[Data tied to figure images]:
------------------------------------------------------------------------

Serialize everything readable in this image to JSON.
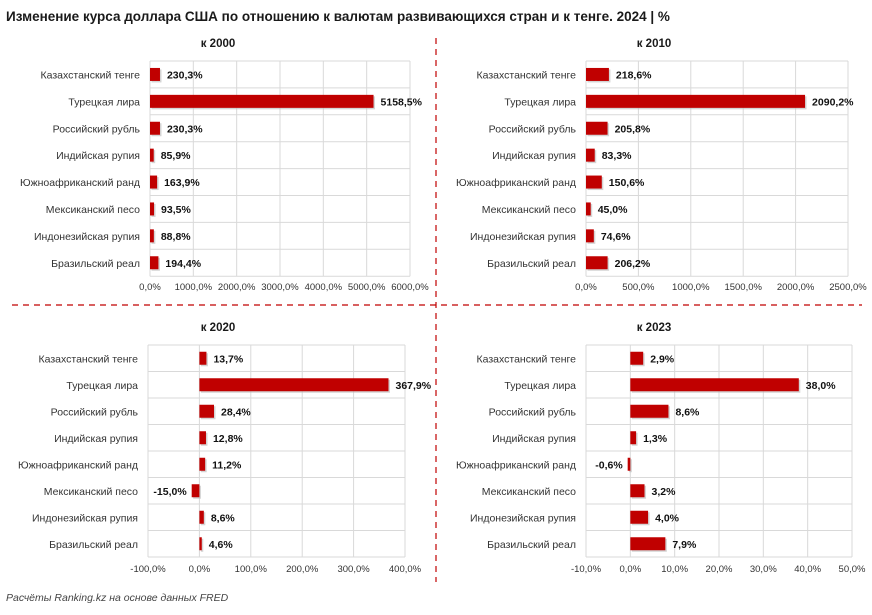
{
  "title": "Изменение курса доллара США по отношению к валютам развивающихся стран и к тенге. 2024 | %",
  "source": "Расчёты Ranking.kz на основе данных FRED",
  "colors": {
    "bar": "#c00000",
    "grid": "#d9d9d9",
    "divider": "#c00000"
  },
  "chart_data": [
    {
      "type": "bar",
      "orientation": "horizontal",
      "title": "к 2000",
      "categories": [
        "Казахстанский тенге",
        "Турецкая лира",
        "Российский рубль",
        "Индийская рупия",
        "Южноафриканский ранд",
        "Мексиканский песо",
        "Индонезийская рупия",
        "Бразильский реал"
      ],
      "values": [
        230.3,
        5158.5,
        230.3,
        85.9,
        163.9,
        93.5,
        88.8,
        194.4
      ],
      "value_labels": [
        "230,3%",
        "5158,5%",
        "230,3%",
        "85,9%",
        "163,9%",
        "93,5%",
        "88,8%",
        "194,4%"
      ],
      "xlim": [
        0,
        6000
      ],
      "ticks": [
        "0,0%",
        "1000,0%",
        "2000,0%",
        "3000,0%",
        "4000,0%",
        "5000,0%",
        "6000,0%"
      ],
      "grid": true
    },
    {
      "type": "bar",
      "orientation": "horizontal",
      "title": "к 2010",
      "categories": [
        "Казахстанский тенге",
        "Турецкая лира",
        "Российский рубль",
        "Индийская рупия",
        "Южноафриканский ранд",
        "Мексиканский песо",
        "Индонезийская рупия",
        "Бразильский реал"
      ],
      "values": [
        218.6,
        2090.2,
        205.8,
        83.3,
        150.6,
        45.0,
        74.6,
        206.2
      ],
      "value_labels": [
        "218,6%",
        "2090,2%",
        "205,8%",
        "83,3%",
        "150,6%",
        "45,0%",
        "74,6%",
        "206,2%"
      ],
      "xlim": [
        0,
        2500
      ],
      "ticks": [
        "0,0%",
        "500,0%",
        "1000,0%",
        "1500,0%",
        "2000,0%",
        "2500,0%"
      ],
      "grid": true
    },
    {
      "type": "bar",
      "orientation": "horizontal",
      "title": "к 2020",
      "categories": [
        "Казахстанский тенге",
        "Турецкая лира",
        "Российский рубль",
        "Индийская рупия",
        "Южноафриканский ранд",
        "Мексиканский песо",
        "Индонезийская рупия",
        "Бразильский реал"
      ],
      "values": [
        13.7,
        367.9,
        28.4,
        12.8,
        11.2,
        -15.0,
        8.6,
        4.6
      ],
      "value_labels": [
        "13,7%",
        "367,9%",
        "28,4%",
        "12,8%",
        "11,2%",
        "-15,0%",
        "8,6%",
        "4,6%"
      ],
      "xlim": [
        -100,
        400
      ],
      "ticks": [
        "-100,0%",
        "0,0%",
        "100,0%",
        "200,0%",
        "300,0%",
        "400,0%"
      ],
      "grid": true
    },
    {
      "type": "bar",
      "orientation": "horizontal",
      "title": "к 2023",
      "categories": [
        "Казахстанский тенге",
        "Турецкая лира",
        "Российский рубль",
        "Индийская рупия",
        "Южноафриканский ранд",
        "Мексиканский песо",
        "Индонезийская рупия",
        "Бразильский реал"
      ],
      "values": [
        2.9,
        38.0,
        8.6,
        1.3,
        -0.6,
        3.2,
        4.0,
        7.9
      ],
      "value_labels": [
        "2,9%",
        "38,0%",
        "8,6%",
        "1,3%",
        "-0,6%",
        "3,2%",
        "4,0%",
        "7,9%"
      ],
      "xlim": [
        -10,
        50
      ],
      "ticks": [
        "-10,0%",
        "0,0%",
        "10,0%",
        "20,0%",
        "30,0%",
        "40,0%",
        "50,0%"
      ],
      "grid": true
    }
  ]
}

------------------------------------------------------------------------

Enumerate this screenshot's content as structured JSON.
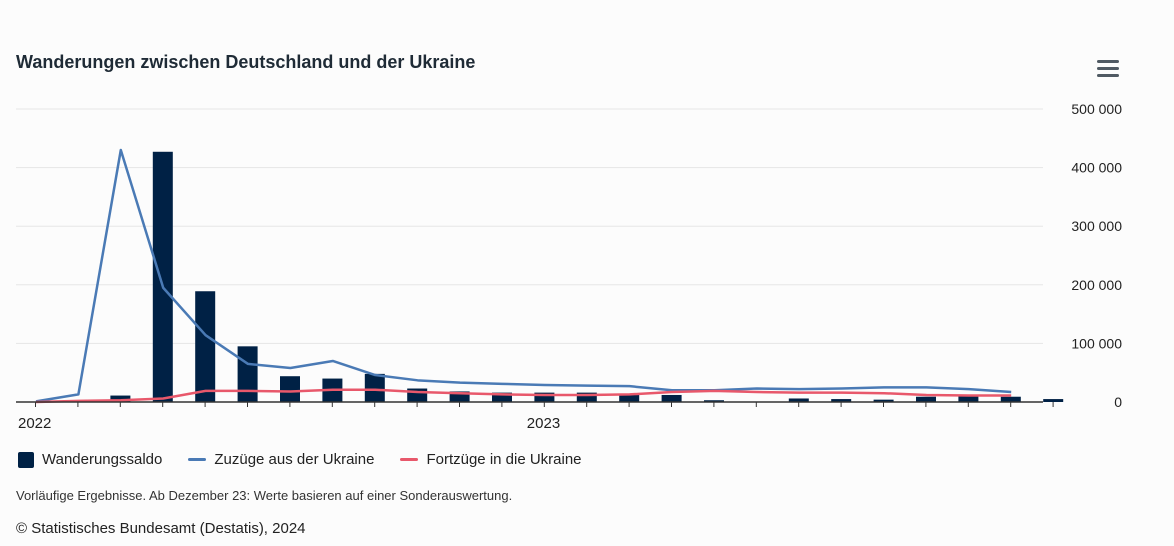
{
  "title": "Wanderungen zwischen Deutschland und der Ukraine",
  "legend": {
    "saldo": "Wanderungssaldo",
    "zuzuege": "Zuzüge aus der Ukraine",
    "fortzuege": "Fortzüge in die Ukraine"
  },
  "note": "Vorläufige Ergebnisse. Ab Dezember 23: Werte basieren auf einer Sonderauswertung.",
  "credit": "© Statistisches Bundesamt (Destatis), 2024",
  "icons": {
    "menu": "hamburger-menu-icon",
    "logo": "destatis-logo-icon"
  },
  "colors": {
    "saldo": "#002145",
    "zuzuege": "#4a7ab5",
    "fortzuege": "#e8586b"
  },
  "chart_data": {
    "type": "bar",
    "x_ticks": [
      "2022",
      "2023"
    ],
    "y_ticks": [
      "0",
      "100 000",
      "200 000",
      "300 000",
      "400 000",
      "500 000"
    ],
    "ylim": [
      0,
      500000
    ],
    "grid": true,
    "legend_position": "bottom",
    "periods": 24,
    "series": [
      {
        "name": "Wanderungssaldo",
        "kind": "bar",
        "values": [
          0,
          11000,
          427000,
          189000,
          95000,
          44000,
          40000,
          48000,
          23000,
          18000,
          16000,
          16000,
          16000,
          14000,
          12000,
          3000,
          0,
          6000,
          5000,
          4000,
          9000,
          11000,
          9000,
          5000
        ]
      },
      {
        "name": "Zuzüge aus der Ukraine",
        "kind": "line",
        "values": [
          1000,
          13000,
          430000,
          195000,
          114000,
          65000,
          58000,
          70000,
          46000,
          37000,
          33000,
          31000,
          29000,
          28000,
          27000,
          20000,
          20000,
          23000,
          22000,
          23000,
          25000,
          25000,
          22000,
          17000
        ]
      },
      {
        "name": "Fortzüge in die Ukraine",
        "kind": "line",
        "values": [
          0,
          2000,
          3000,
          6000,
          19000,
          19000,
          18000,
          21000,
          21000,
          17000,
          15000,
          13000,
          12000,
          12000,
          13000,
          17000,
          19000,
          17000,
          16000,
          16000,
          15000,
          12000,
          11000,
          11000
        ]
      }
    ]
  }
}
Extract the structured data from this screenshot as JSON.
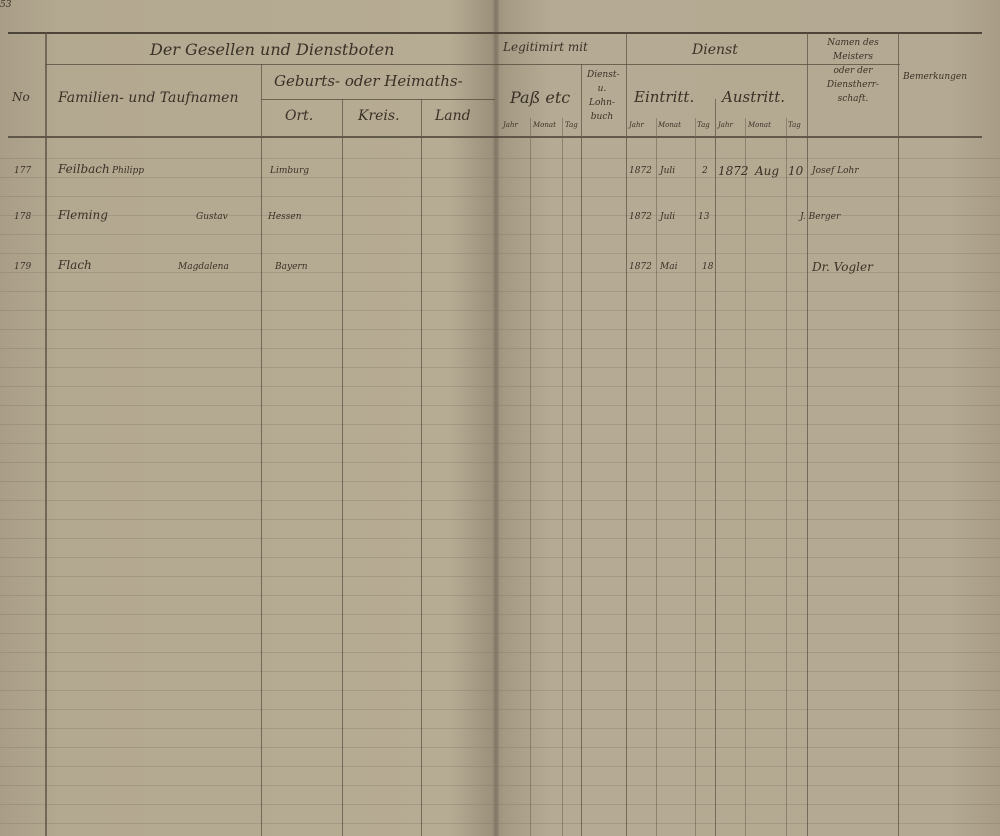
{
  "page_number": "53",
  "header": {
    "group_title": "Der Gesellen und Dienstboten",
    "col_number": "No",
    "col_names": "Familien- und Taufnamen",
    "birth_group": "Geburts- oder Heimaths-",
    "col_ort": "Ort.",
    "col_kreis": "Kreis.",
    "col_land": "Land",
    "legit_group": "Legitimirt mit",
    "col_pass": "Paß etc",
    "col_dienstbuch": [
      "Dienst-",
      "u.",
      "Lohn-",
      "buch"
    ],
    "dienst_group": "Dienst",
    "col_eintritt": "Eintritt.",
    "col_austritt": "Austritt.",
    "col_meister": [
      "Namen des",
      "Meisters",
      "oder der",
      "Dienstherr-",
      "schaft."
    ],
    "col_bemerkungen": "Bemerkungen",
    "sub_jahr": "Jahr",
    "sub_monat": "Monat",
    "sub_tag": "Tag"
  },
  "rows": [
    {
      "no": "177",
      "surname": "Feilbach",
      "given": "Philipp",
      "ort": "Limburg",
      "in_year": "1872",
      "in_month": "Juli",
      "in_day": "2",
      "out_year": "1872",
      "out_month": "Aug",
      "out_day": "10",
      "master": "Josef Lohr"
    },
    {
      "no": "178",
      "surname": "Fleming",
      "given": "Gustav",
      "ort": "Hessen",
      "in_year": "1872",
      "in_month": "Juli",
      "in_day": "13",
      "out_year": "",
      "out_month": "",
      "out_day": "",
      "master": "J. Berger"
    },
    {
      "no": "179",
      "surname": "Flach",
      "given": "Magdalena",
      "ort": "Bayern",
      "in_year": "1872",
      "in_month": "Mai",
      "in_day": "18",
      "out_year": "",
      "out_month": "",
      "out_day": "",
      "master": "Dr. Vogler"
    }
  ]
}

------------------------------------------------------------------------

[REQUIREMENT]: Looking at the material above, count the lines that hold "JSON" and give the total alone.

[WORKED SOLUTION]: 3